Repeat the lines below exactly as they appear, but leave out the images.

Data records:
=-=-=-=-=
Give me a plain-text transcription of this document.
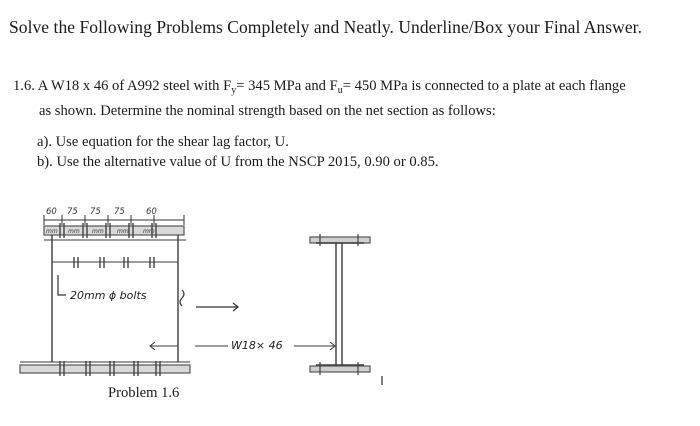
Solve the Following Problems Completely and Neatly. Underline/Box your Final Answer.
1.6. A W18 x 46 of A992 steel with $F_y= 345$ MPa and $F_u= 450$ MPa is connected to a plate at each flange
as shown. Determine the nominal strength based on the net section as follows:
a). Use equation for the shear lag factor, U.
b). Use the alternative value of U from the NSCP 2015, 0.90 or 0.85.
60 75 75 75 60
mm mm mm mm mm
20mm ϕ bolts
W18× 46
Problem 1.6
=-=-=-=-=
▸ FINISHED ANSWER:
Give me a plain-text transcription of this document.
Solve the Following Problems Completely and Neatly. Underline/Box your Final Answer.
1.6. A W18 x 46 of A992 steel with $F_y= 345$ MPa and $F_u= 450$ MPa is connected to a plate at each flange
as shown. Determine the nominal strength based on the net section as follows:
a). Use equation for the shear lag factor, U.
b). Use the alternative value of U from the NSCP 2015, 0.90 or 0.85.
60 75 75 75 60
mm mm mm mm mm
20mm ϕ bolts
W18× 46
Problem 1.6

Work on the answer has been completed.